WHAT THE EXERCISE ASKS.
Copy all of the material exactly. Pictures are not to appear in the copy.

SUPPLIED DATA.
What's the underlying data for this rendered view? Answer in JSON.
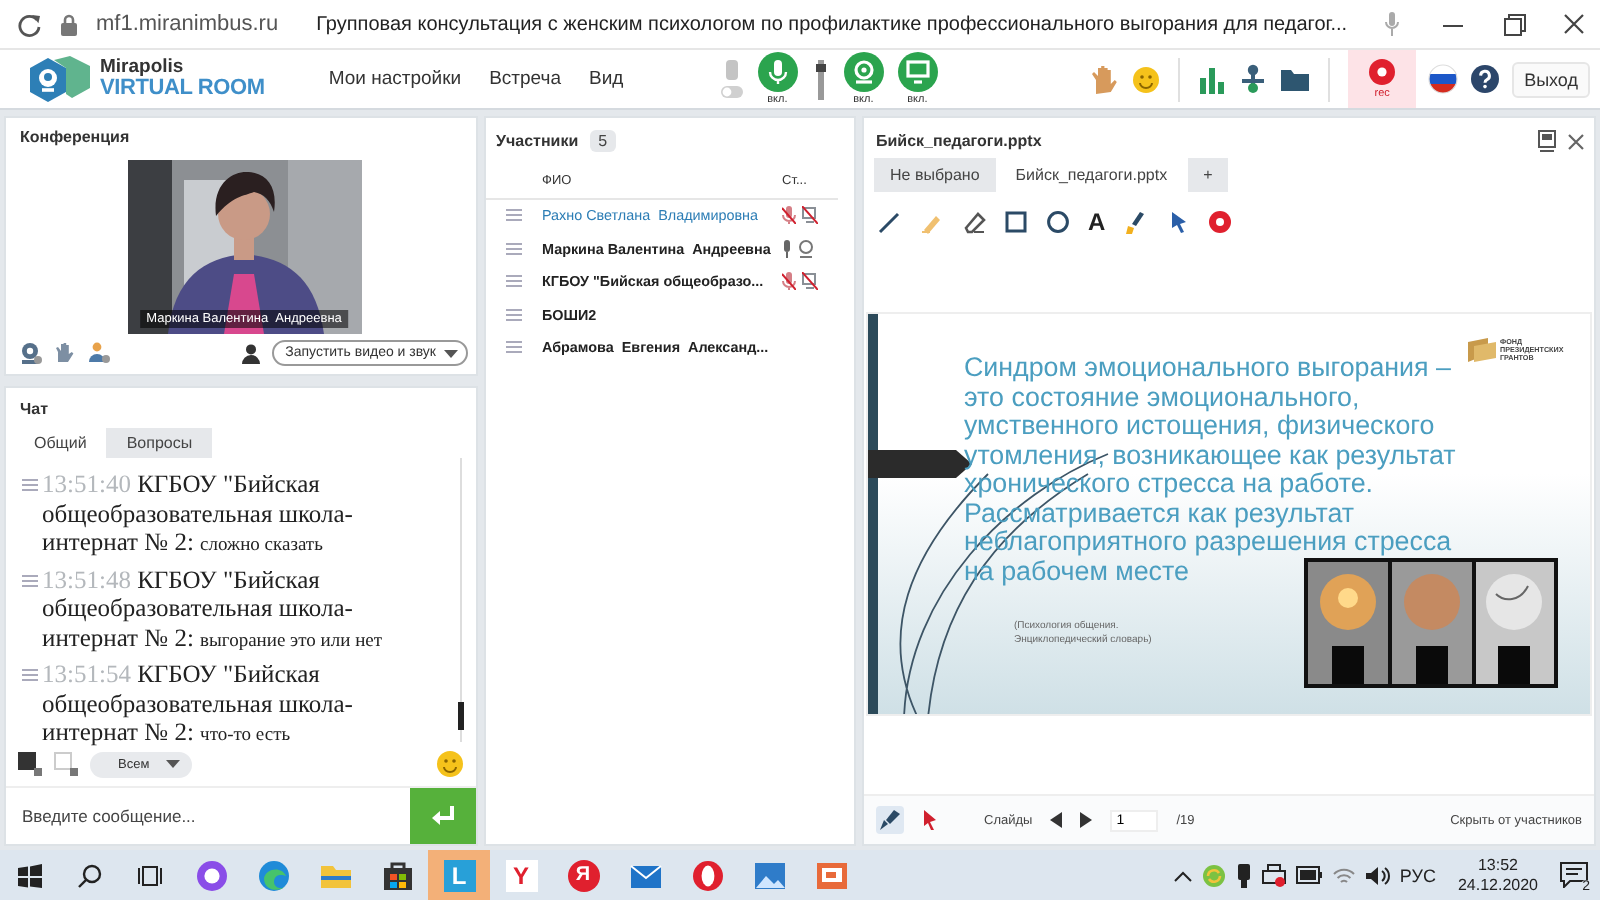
{
  "browser": {
    "url": "mf1.miranimbus.ru",
    "title": "Групповая консультация с женским психологом по профилактике профессионального выгорания для педагог..."
  },
  "header": {
    "logo_top": "Mirapolis",
    "logo_bottom": "VIRTUAL ROOM",
    "menu": [
      "Мои настройки",
      "Встреча",
      "Вид"
    ],
    "volume": {
      "level": 0.85
    },
    "media": [
      {
        "kind": "mic",
        "label": "вкл.",
        "on": true
      },
      {
        "kind": "camera",
        "label": "вкл.",
        "on": true
      },
      {
        "kind": "screen",
        "label": "вкл.",
        "on": true
      }
    ],
    "record": {
      "label": "rec",
      "on": true
    },
    "exit": "Выход"
  },
  "conference": {
    "title": "Конференция",
    "video_caption": "Маркина Валентина  Андреевна",
    "start_button": "Запустить видео и звук"
  },
  "chat": {
    "title": "Чат",
    "tabs": [
      {
        "label": "Общий",
        "selected": true
      },
      {
        "label": "Вопросы",
        "selected": false
      }
    ],
    "messages": [
      {
        "time": "13:51:40",
        "sender": "КГБОУ \"Бийская общеобразовательная школа-интернат № 2:",
        "text": "сложно сказать"
      },
      {
        "time": "13:51:48",
        "sender": "КГБОУ \"Бийская общеобразовательная школа-интернат № 2:",
        "text": "выгорание это или нет"
      },
      {
        "time": "13:51:54",
        "sender": "КГБОУ \"Бийская общеобразовательная школа-интернат № 2:",
        "text": "что-то есть"
      }
    ],
    "recipient": "Всем",
    "placeholder": "Введите сообщение..."
  },
  "participants": {
    "title": "Участники",
    "count": "5",
    "columns": [
      "ФИО",
      "Ст..."
    ],
    "rows": [
      {
        "name": "Рахно Светлана  Владимировна",
        "highlighted": true,
        "has_devices": true,
        "muted": true
      },
      {
        "name": "Маркина Валентина  Андреевна",
        "highlighted": false,
        "has_devices": true,
        "muted": false
      },
      {
        "name": "КГБОУ \"Бийская общеобразо...",
        "highlighted": false,
        "has_devices": true,
        "muted": true
      },
      {
        "name": "БОШИ2",
        "highlighted": false,
        "has_devices": false
      },
      {
        "name": "Абрамова  Евгения  Александ...",
        "highlighted": false,
        "has_devices": false
      }
    ]
  },
  "presentation": {
    "title": "Бийск_педагоги.pptx",
    "tabs": [
      {
        "label": "Не выбрано",
        "selected": false
      },
      {
        "label": "Бийск_педагоги.pptx",
        "selected": true
      }
    ],
    "add_tab": "+",
    "tools": [
      {
        "kind": "pen"
      },
      {
        "kind": "highlighter"
      },
      {
        "kind": "eraser"
      },
      {
        "kind": "rectangle"
      },
      {
        "kind": "ellipse"
      },
      {
        "kind": "text",
        "glyph": "A"
      },
      {
        "kind": "fill"
      },
      {
        "kind": "pointer"
      },
      {
        "kind": "clear"
      }
    ],
    "slide": {
      "heading": "Синдром эмоционального выгорания – это состояние эмоционального, умственного истощения, физического утомления, возникающее как результат хронического стресса на работе. Рассматривается как результат неблагоприятного разрешения стресса на рабочем месте",
      "logo_text": "ФОНД ПРЕЗИДЕНТСКИХ ГРАНТОВ",
      "citation": "(Психология общения. Энциклопедический словарь)"
    },
    "footer": {
      "slides_label": "Слайды",
      "page": "1",
      "total": "/19",
      "hide_button": "Скрыть от участников"
    }
  },
  "taskbar": {
    "apps": [
      {
        "kind": "alice",
        "selected": false
      },
      {
        "kind": "edge",
        "selected": false
      },
      {
        "kind": "explorer",
        "selected": false
      },
      {
        "kind": "store",
        "selected": false
      },
      {
        "kind": "letter-tile",
        "glyph": "L",
        "selected": true
      },
      {
        "kind": "letter-plain",
        "glyph": "Y",
        "selected": false
      },
      {
        "kind": "letter-round",
        "glyph": "Я",
        "selected": false
      },
      {
        "kind": "mail",
        "selected": false
      },
      {
        "kind": "opera",
        "selected": false
      },
      {
        "kind": "photos",
        "selected": false
      },
      {
        "kind": "slides",
        "selected": false
      }
    ],
    "language": "РУС",
    "time": "13:52",
    "date": "24.12.2020",
    "notifications": "2"
  }
}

TASK RESPONSE.
What's the underlying data for this rendered view? Answer in JSON.
{
  "browser": {
    "url": "mf1.miranimbus.ru",
    "title": "Групповая консультация с женским психологом по профилактике профессионального выгорания для педагог..."
  },
  "header": {
    "logo_top": "Mirapolis",
    "logo_bottom": "VIRTUAL ROOM",
    "menu": [
      "Мои настройки",
      "Встреча",
      "Вид"
    ],
    "volume": {
      "level": 0.85
    },
    "media": [
      {
        "kind": "mic",
        "label": "вкл.",
        "on": true
      },
      {
        "kind": "camera",
        "label": "вкл.",
        "on": true
      },
      {
        "kind": "screen",
        "label": "вкл.",
        "on": true
      }
    ],
    "record": {
      "label": "rec",
      "on": true
    },
    "exit": "Выход"
  },
  "conference": {
    "title": "Конференция",
    "video_caption": "Маркина Валентина  Андреевна",
    "start_button": "Запустить видео и звук"
  },
  "chat": {
    "title": "Чат",
    "tabs": [
      {
        "label": "Общий",
        "selected": true
      },
      {
        "label": "Вопросы",
        "selected": false
      }
    ],
    "messages": [
      {
        "time": "13:51:40",
        "sender": "КГБОУ \"Бийская общеобразовательная школа-интернат № 2:",
        "text": "сложно сказать"
      },
      {
        "time": "13:51:48",
        "sender": "КГБОУ \"Бийская общеобразовательная школа-интернат № 2:",
        "text": "выгорание это или нет"
      },
      {
        "time": "13:51:54",
        "sender": "КГБОУ \"Бийская общеобразовательная школа-интернат № 2:",
        "text": "что-то есть"
      }
    ],
    "recipient": "Всем",
    "placeholder": "Введите сообщение..."
  },
  "participants": {
    "title": "Участники",
    "count": "5",
    "columns": [
      "ФИО",
      "Ст..."
    ],
    "rows": [
      {
        "name": "Рахно Светлана  Владимировна",
        "highlighted": true,
        "has_devices": true,
        "muted": true
      },
      {
        "name": "Маркина Валентина  Андреевна",
        "highlighted": false,
        "has_devices": true,
        "muted": false
      },
      {
        "name": "КГБОУ \"Бийская общеобразо...",
        "highlighted": false,
        "has_devices": true,
        "muted": true
      },
      {
        "name": "БОШИ2",
        "highlighted": false,
        "has_devices": false
      },
      {
        "name": "Абрамова  Евгения  Александ...",
        "highlighted": false,
        "has_devices": false
      }
    ]
  },
  "presentation": {
    "title": "Бийск_педагоги.pptx",
    "tabs": [
      {
        "label": "Не выбрано",
        "selected": false
      },
      {
        "label": "Бийск_педагоги.pptx",
        "selected": true
      }
    ],
    "add_tab": "+",
    "tools": [
      {
        "kind": "pen"
      },
      {
        "kind": "highlighter"
      },
      {
        "kind": "eraser"
      },
      {
        "kind": "rectangle"
      },
      {
        "kind": "ellipse"
      },
      {
        "kind": "text",
        "glyph": "A"
      },
      {
        "kind": "fill"
      },
      {
        "kind": "pointer"
      },
      {
        "kind": "clear"
      }
    ],
    "slide": {
      "heading": "Синдром эмоционального выгорания – это состояние эмоционального, умственного истощения, физического утомления, возникающее как результат хронического стресса на работе. Рассматривается как результат неблагоприятного разрешения стресса на рабочем месте",
      "logo_text": "ФОНД ПРЕЗИДЕНТСКИХ ГРАНТОВ",
      "citation": "(Психология общения. Энциклопедический словарь)"
    },
    "footer": {
      "slides_label": "Слайды",
      "page": "1",
      "total": "/19",
      "hide_button": "Скрыть от участников"
    }
  },
  "taskbar": {
    "apps": [
      {
        "kind": "alice",
        "selected": false
      },
      {
        "kind": "edge",
        "selected": false
      },
      {
        "kind": "explorer",
        "selected": false
      },
      {
        "kind": "store",
        "selected": false
      },
      {
        "kind": "letter-tile",
        "glyph": "L",
        "selected": true
      },
      {
        "kind": "letter-plain",
        "glyph": "Y",
        "selected": false
      },
      {
        "kind": "letter-round",
        "glyph": "Я",
        "selected": false
      },
      {
        "kind": "mail",
        "selected": false
      },
      {
        "kind": "opera",
        "selected": false
      },
      {
        "kind": "photos",
        "selected": false
      },
      {
        "kind": "slides",
        "selected": false
      }
    ],
    "language": "РУС",
    "time": "13:52",
    "date": "24.12.2020",
    "notifications": "2"
  }
}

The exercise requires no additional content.